TASK DIRECTIONS:
The entries below should be output exactly as written.

[Stored data entries]
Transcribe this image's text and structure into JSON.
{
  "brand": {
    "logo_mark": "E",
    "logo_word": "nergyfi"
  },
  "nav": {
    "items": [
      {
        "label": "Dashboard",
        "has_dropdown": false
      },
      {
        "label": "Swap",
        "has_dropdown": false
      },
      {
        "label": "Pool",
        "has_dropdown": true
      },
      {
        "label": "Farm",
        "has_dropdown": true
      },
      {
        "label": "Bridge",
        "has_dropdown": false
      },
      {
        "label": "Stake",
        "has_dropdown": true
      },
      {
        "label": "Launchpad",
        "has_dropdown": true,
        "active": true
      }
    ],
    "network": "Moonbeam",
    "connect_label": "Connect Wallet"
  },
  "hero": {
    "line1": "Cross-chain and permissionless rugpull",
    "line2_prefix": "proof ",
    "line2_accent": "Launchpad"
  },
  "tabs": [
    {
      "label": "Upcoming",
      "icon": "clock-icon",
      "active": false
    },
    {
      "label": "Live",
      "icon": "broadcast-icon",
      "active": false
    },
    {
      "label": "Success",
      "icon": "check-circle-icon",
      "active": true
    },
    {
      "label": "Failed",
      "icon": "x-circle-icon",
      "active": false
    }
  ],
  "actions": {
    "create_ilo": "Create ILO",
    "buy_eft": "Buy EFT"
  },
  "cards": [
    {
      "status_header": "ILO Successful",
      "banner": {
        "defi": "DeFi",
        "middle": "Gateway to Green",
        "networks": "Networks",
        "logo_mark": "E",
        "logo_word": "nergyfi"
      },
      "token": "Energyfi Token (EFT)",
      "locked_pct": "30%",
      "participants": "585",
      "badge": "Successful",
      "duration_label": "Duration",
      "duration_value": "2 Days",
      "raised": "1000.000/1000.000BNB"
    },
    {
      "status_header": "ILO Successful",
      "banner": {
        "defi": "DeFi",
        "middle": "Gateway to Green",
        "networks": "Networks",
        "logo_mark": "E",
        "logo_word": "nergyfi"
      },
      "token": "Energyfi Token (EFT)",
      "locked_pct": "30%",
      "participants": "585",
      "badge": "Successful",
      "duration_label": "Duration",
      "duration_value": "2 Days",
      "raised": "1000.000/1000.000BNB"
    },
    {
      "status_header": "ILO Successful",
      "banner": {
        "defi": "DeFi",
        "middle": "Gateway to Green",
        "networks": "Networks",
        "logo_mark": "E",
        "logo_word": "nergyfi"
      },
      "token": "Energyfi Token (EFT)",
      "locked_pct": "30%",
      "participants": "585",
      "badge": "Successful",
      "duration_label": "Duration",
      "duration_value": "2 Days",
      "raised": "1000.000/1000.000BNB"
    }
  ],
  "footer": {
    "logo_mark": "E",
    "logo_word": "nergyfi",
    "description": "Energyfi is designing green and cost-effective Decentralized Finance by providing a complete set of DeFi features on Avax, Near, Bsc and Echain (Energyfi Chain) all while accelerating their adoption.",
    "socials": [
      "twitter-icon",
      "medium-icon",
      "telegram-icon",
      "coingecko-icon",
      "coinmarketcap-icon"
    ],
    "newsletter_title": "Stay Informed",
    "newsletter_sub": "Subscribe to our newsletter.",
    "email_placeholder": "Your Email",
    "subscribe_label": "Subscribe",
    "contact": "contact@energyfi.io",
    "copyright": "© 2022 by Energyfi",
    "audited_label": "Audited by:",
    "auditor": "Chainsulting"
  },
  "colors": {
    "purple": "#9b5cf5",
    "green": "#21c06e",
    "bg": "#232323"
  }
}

WRITTEN SOLUTION:
Transcribe this image's text and structure into JSON.
{
  "brand": {
    "logo_mark": "E",
    "logo_word": "nergyfi"
  },
  "nav": {
    "items": [
      {
        "label": "Dashboard",
        "has_dropdown": false
      },
      {
        "label": "Swap",
        "has_dropdown": false
      },
      {
        "label": "Pool",
        "has_dropdown": true
      },
      {
        "label": "Farm",
        "has_dropdown": true
      },
      {
        "label": "Bridge",
        "has_dropdown": false
      },
      {
        "label": "Stake",
        "has_dropdown": true
      },
      {
        "label": "Launchpad",
        "has_dropdown": true,
        "active": true
      }
    ],
    "network": "Moonbeam",
    "connect_label": "Connect Wallet"
  },
  "hero": {
    "line1": "Cross-chain and permissionless rugpull",
    "line2_prefix": "proof ",
    "line2_accent": "Launchpad"
  },
  "tabs": [
    {
      "label": "Upcoming",
      "icon": "clock-icon",
      "active": false
    },
    {
      "label": "Live",
      "icon": "broadcast-icon",
      "active": false
    },
    {
      "label": "Success",
      "icon": "check-circle-icon",
      "active": true
    },
    {
      "label": "Failed",
      "icon": "x-circle-icon",
      "active": false
    }
  ],
  "actions": {
    "create_ilo": "Create ILO",
    "buy_eft": "Buy EFT"
  },
  "cards": [
    {
      "status_header": "ILO Successful",
      "banner": {
        "defi": "DeFi",
        "middle": "Gateway to Green",
        "networks": "Networks",
        "logo_mark": "E",
        "logo_word": "nergyfi"
      },
      "token": "Energyfi Token (EFT)",
      "locked_pct": "30%",
      "participants": "585",
      "badge": "Successful",
      "duration_label": "Duration",
      "duration_value": "2 Days",
      "raised": "1000.000/1000.000BNB"
    },
    {
      "status_header": "ILO Successful",
      "banner": {
        "defi": "DeFi",
        "middle": "Gateway to Green",
        "networks": "Networks",
        "logo_mark": "E",
        "logo_word": "nergyfi"
      },
      "token": "Energyfi Token (EFT)",
      "locked_pct": "30%",
      "participants": "585",
      "badge": "Successful",
      "duration_label": "Duration",
      "duration_value": "2 Days",
      "raised": "1000.000/1000.000BNB"
    },
    {
      "status_header": "ILO Successful",
      "banner": {
        "defi": "DeFi",
        "middle": "Gateway to Green",
        "networks": "Networks",
        "logo_mark": "E",
        "logo_word": "nergyfi"
      },
      "token": "Energyfi Token (EFT)",
      "locked_pct": "30%",
      "participants": "585",
      "badge": "Successful",
      "duration_label": "Duration",
      "duration_value": "2 Days",
      "raised": "1000.000/1000.000BNB"
    }
  ],
  "footer": {
    "logo_mark": "E",
    "logo_word": "nergyfi",
    "description": "Energyfi is designing green and cost-effective Decentralized Finance by providing a complete set of DeFi features on Avax, Near, Bsc and Echain (Energyfi Chain) all while accelerating their adoption.",
    "socials": [
      "twitter-icon",
      "medium-icon",
      "telegram-icon",
      "coingecko-icon",
      "coinmarketcap-icon"
    ],
    "newsletter_title": "Stay Informed",
    "newsletter_sub": "Subscribe to our newsletter.",
    "email_placeholder": "Your Email",
    "subscribe_label": "Subscribe",
    "contact": "contact@energyfi.io",
    "copyright": "© 2022 by Energyfi",
    "audited_label": "Audited by:",
    "auditor": "Chainsulting"
  },
  "colors": {
    "purple": "#9b5cf5",
    "green": "#21c06e",
    "bg": "#232323"
  }
}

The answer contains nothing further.